What you are asked to do ->
Select all lines in the records that include "other".

== Dataset records ==

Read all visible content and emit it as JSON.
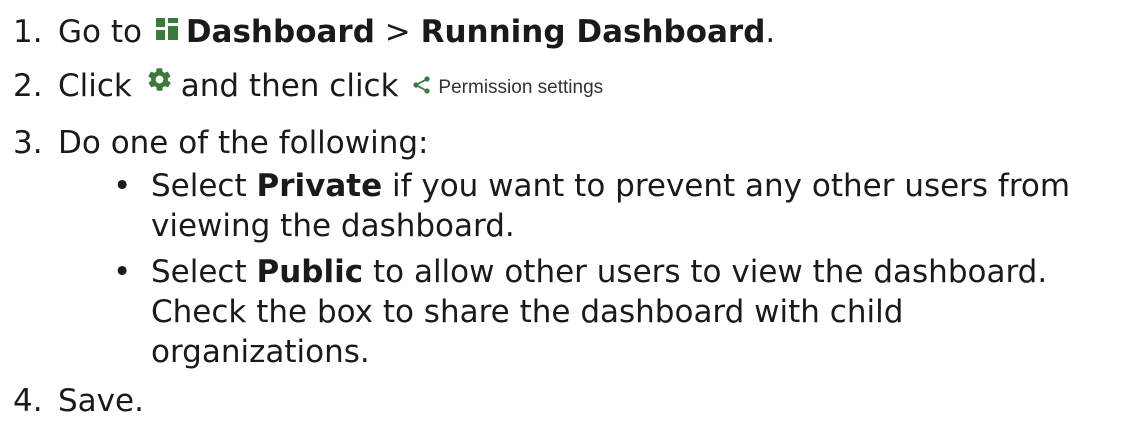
{
  "steps": {
    "s1": {
      "num": "1.",
      "pre": "Go to",
      "dashboard": "Dashboard",
      "sep": ">",
      "running": "Running Dashboard",
      "end": "."
    },
    "s2": {
      "num": "2.",
      "pre": "Click",
      "mid": "and then click",
      "permission": "Permission settings"
    },
    "s3": {
      "num": "3.",
      "text": "Do one of the following:"
    },
    "b1": {
      "pre": "Select",
      "bold": "Private",
      "rest_line1": "if you want to prevent any other users from",
      "line2": "viewing the dashboard."
    },
    "b2": {
      "pre": "Select",
      "bold": "Public",
      "rest_line1": "to allow other users to view the dashboard.",
      "line2": "Check the box to share the dashboard with child",
      "line3": "organizations."
    },
    "s4": {
      "num": "4.",
      "text": "Save."
    }
  },
  "icons": {
    "dashboard": "dashboard-icon",
    "gear": "gear-icon",
    "share": "share-icon"
  },
  "colors": {
    "dashboard_icon": "#3a7a3f",
    "gear_icon": "#3a7a3f",
    "share_icon": "#3a7a3f"
  }
}
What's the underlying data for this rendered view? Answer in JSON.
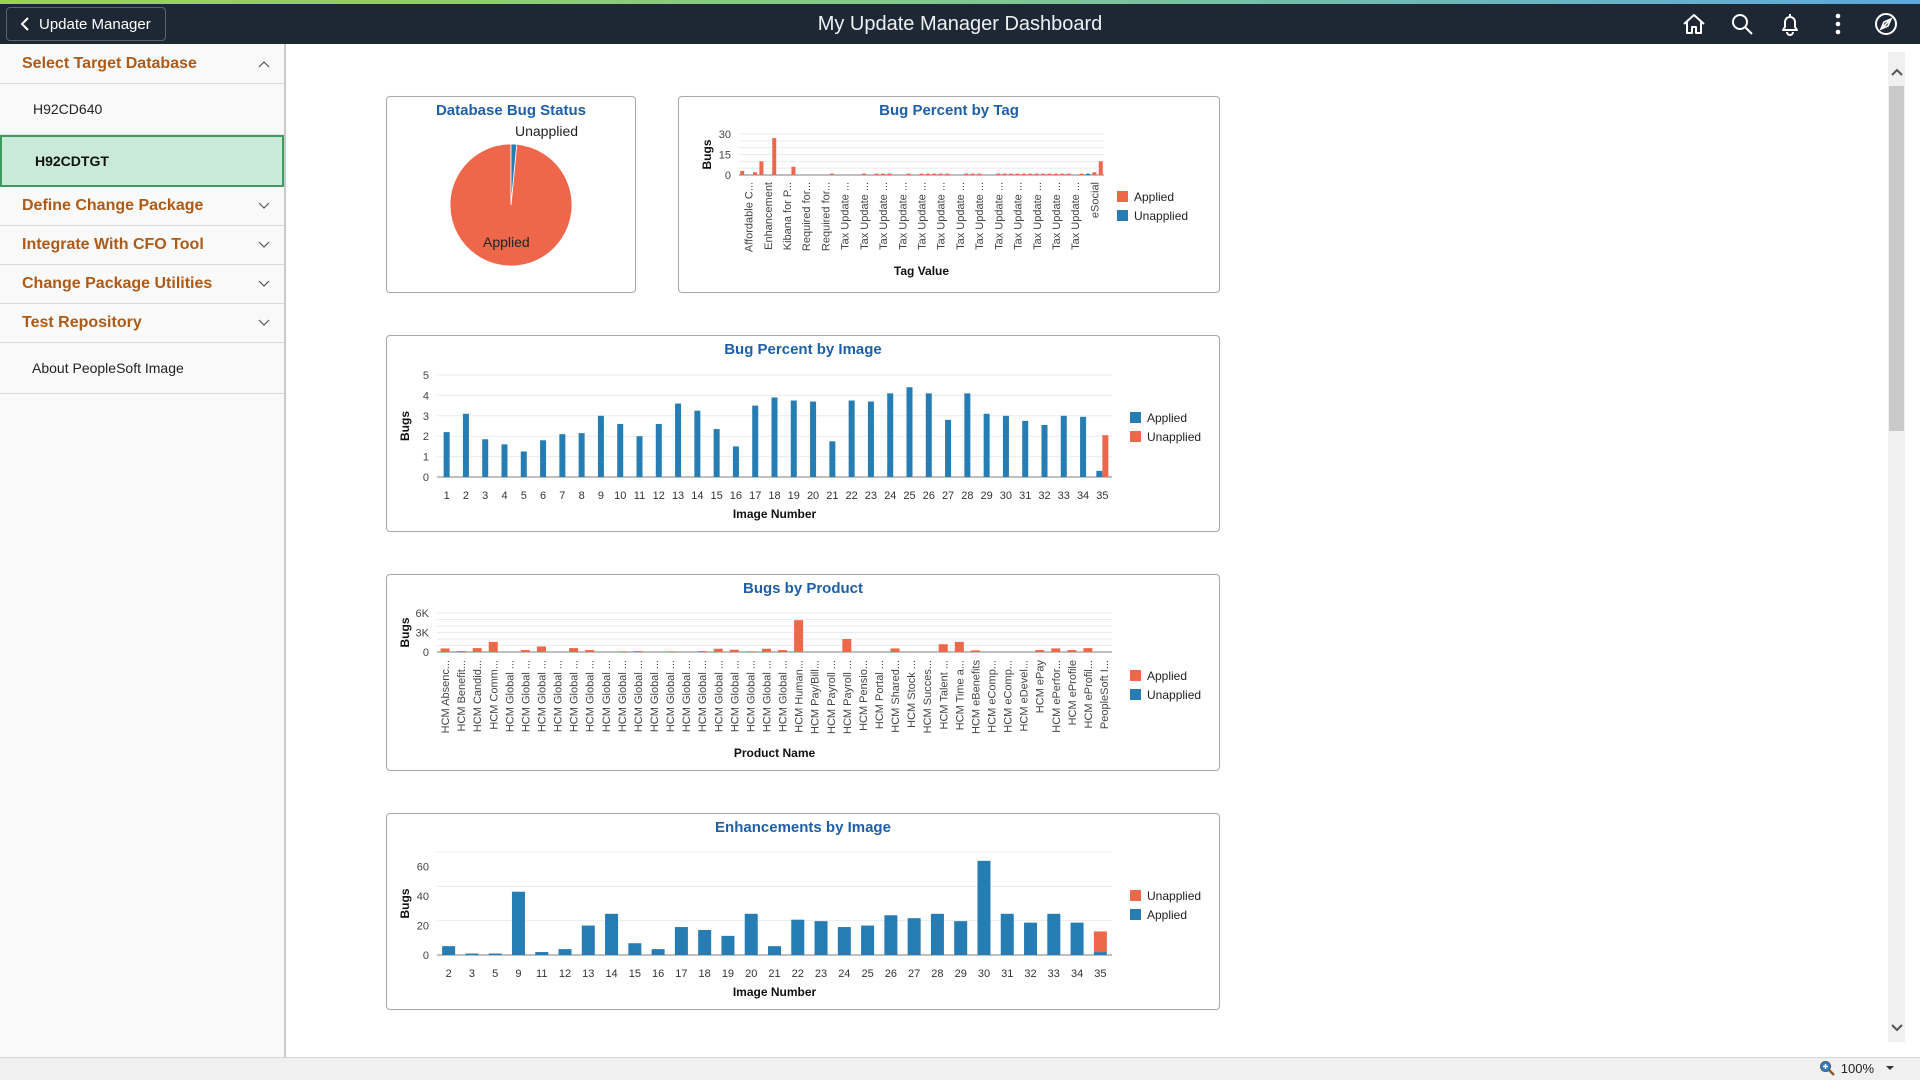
{
  "header": {
    "back_label": "Update Manager",
    "title": "My Update Manager Dashboard",
    "icons": [
      "home-icon",
      "search-icon",
      "notifications-icon",
      "actions-menu-icon",
      "navbar-compass-icon"
    ]
  },
  "sidebar": {
    "sections": [
      {
        "label": "Select Target Database",
        "expanded": true
      },
      {
        "label": "Define Change Package",
        "expanded": false
      },
      {
        "label": "Integrate With CFO Tool",
        "expanded": false
      },
      {
        "label": "Change Package Utilities",
        "expanded": false
      },
      {
        "label": "Test Repository",
        "expanded": false
      }
    ],
    "databases": [
      {
        "label": "H92CD640",
        "selected": false
      },
      {
        "label": "H92CDTGT",
        "selected": true
      }
    ],
    "about_link": "About PeopleSoft Image"
  },
  "colors": {
    "applied_orange": "#ef674a",
    "unapplied_blue": "#267db3",
    "title_blue": "#1f5fa6",
    "section_brown": "#ad5a17",
    "selected_bg": "#c8ead6",
    "header_bg": "#1e2835"
  },
  "statusbar": {
    "zoom": "100%"
  },
  "chart_data": [
    {
      "id": "db-bug-status",
      "type": "pie",
      "title": "Database Bug Status",
      "slices": [
        {
          "label": "Applied",
          "value": 98.5,
          "color": "#ef674a"
        },
        {
          "label": "Unapplied",
          "value": 1.5,
          "color": "#267db3"
        }
      ]
    },
    {
      "id": "bug-percent-by-tag",
      "type": "bar",
      "title": "Bug Percent by Tag",
      "xlabel": "Tag Value",
      "ylabel": "Bugs",
      "ylim": [
        0,
        30
      ],
      "yticks": [
        0,
        15,
        30
      ],
      "grid": true,
      "legend": "right",
      "legend_entries": [
        {
          "name": "Applied",
          "color": "#ef674a"
        },
        {
          "name": "Unapplied",
          "color": "#267db3"
        }
      ],
      "tick_labels": [
        "Affordable C...",
        "Enhancement",
        "Kibana for P...",
        "Required for...",
        "Required for...",
        "Tax Update ...",
        "Tax Update ...",
        "Tax Update ...",
        "Tax Update ...",
        "Tax Update ...",
        "Tax Update ...",
        "Tax Update ...",
        "Tax Update ...",
        "Tax Update ...",
        "Tax Update ...",
        "Tax Update ...",
        "Tax Update ...",
        "Tax Update ...",
        "eSocial"
      ],
      "series": [
        {
          "name": "Applied",
          "values": [
            3,
            0,
            2,
            10,
            0,
            27,
            0,
            0,
            6,
            0,
            0,
            0,
            0,
            0,
            1,
            0,
            0,
            0,
            0,
            1,
            0,
            1,
            1,
            1,
            0,
            0,
            1,
            0,
            1,
            1,
            1,
            1,
            1,
            0,
            0,
            1,
            1,
            1,
            0,
            0,
            1,
            1,
            1,
            1,
            1,
            1,
            1,
            1,
            1,
            1,
            1,
            1,
            0,
            1,
            0,
            2,
            10
          ]
        },
        {
          "name": "Unapplied",
          "values": [
            0,
            0,
            0,
            0,
            0,
            0,
            0,
            0,
            0,
            0,
            0,
            0,
            0,
            0,
            0,
            0,
            0,
            0,
            0,
            0,
            0,
            0,
            0,
            0,
            0,
            0,
            0,
            0,
            0,
            0,
            0,
            0,
            0,
            0,
            0,
            0,
            0,
            0,
            0,
            0,
            0,
            0,
            0,
            0,
            0,
            0,
            0,
            0,
            0,
            0,
            0,
            0,
            0,
            0,
            1,
            0,
            0
          ]
        }
      ]
    },
    {
      "id": "bug-percent-by-image",
      "type": "bar",
      "title": "Bug Percent by Image",
      "xlabel": "Image Number",
      "ylabel": "Bugs",
      "ylim": [
        0,
        5
      ],
      "yticks": [
        0,
        1,
        2,
        3,
        4,
        5
      ],
      "grid": true,
      "legend": "right",
      "legend_entries": [
        {
          "name": "Applied",
          "color": "#267db3"
        },
        {
          "name": "Unapplied",
          "color": "#ef674a"
        }
      ],
      "categories": [
        "1",
        "2",
        "3",
        "4",
        "5",
        "6",
        "7",
        "8",
        "9",
        "10",
        "11",
        "12",
        "13",
        "14",
        "15",
        "16",
        "17",
        "18",
        "19",
        "20",
        "21",
        "22",
        "23",
        "24",
        "25",
        "26",
        "27",
        "28",
        "29",
        "30",
        "31",
        "32",
        "33",
        "34",
        "35"
      ],
      "series": [
        {
          "name": "Applied",
          "values": [
            2.2,
            3.1,
            1.85,
            1.6,
            1.25,
            1.8,
            2.1,
            2.15,
            3.0,
            2.6,
            2.0,
            2.6,
            3.6,
            3.25,
            2.35,
            1.5,
            3.5,
            3.9,
            3.75,
            3.7,
            1.75,
            3.75,
            3.7,
            4.1,
            4.4,
            4.1,
            2.8,
            4.1,
            3.1,
            3.0,
            2.75,
            2.55,
            3.0,
            2.95,
            0.3
          ]
        },
        {
          "name": "Unapplied",
          "values": [
            0,
            0,
            0,
            0,
            0,
            0,
            0,
            0,
            0,
            0,
            0,
            0,
            0,
            0,
            0,
            0,
            0,
            0,
            0,
            0,
            0,
            0,
            0,
            0,
            0,
            0,
            0,
            0,
            0,
            0,
            0,
            0,
            0,
            0,
            2.05
          ]
        }
      ]
    },
    {
      "id": "bugs-by-product",
      "type": "bar",
      "title": "Bugs by Product",
      "xlabel": "Product Name",
      "ylabel": "Bugs",
      "ylim": [
        0,
        6000
      ],
      "yticks": [
        0,
        3000,
        6000
      ],
      "ytick_labels": [
        "0",
        "3K",
        "6K"
      ],
      "grid": true,
      "legend": "right",
      "legend_entries": [
        {
          "name": "Applied",
          "color": "#ef674a"
        },
        {
          "name": "Unapplied",
          "color": "#267db3"
        }
      ],
      "categories": [
        "HCM Absenc...",
        "HCM Benefit...",
        "HCM Candid...",
        "HCM Comm...",
        "HCM Global ...",
        "HCM Global ...",
        "HCM Global ...",
        "HCM Global ...",
        "HCM Global ...",
        "HCM Global ...",
        "HCM Global ...",
        "HCM Global ...",
        "HCM Global ...",
        "HCM Global ...",
        "HCM Global ...",
        "HCM Global ...",
        "HCM Global ...",
        "HCM Global ...",
        "HCM Global ...",
        "HCM Global ...",
        "HCM Global ...",
        "HCM Global ...",
        "HCM Human...",
        "HCM Pay/Bill...",
        "HCM Payroll ...",
        "HCM Payroll ...",
        "HCM Pensio...",
        "HCM Portal ...",
        "HCM Shared...",
        "HCM Stock ...",
        "HCM Succes...",
        "HCM Talent ...",
        "HCM Time a...",
        "HCM eBenefits",
        "HCM eComp...",
        "HCM eComp...",
        "HCM eDevel...",
        "HCM ePay",
        "HCM ePerfor...",
        "HCM eProfile",
        "HCM eProfil...",
        "PeopleSoft I..."
      ],
      "series": [
        {
          "name": "Applied",
          "values": [
            550,
            150,
            600,
            1550,
            0,
            300,
            850,
            0,
            600,
            300,
            0,
            100,
            150,
            0,
            100,
            0,
            150,
            500,
            350,
            100,
            500,
            300,
            4900,
            0,
            0,
            2000,
            0,
            0,
            550,
            0,
            0,
            1200,
            1550,
            250,
            0,
            0,
            0,
            300,
            550,
            300,
            600,
            0
          ]
        },
        {
          "name": "Unapplied",
          "values": [
            0,
            0,
            0,
            0,
            0,
            0,
            0,
            0,
            0,
            0,
            0,
            0,
            0,
            0,
            0,
            0,
            0,
            0,
            0,
            0,
            0,
            0,
            0,
            0,
            0,
            0,
            0,
            0,
            0,
            0,
            0,
            0,
            0,
            0,
            0,
            0,
            0,
            0,
            0,
            0,
            0,
            0
          ]
        }
      ]
    },
    {
      "id": "enhancements-by-image",
      "type": "bar",
      "stacked": true,
      "title": "Enhancements by Image",
      "xlabel": "Image Number",
      "ylabel": "Bugs",
      "ylim": [
        0,
        70
      ],
      "yticks": [
        0,
        20,
        40,
        60
      ],
      "grid": true,
      "legend": "right",
      "legend_entries": [
        {
          "name": "Unapplied",
          "color": "#ef674a"
        },
        {
          "name": "Applied",
          "color": "#267db3"
        }
      ],
      "categories": [
        "2",
        "3",
        "5",
        "9",
        "11",
        "12",
        "13",
        "14",
        "15",
        "16",
        "17",
        "18",
        "19",
        "20",
        "21",
        "22",
        "23",
        "24",
        "25",
        "26",
        "27",
        "28",
        "29",
        "30",
        "31",
        "32",
        "33",
        "34",
        "35"
      ],
      "series": [
        {
          "name": "Applied",
          "values": [
            6,
            1,
            1,
            43,
            2,
            4,
            20,
            28,
            8,
            4,
            19,
            17,
            13,
            28,
            6,
            24,
            23,
            19,
            20,
            27,
            25,
            28,
            23,
            64,
            28,
            22,
            28,
            22,
            2
          ]
        },
        {
          "name": "Unapplied",
          "values": [
            0,
            0,
            0,
            0,
            0,
            0,
            0,
            0,
            0,
            0,
            0,
            0,
            0,
            0,
            0,
            0,
            0,
            0,
            0,
            0,
            0,
            0,
            0,
            0,
            0,
            0,
            0,
            0,
            14
          ]
        }
      ]
    }
  ]
}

===

Response to this task ->
      "rest_line1": "if you want to prevent any other users from",
      "rest_line1": "to allow other users to view the dashboard.",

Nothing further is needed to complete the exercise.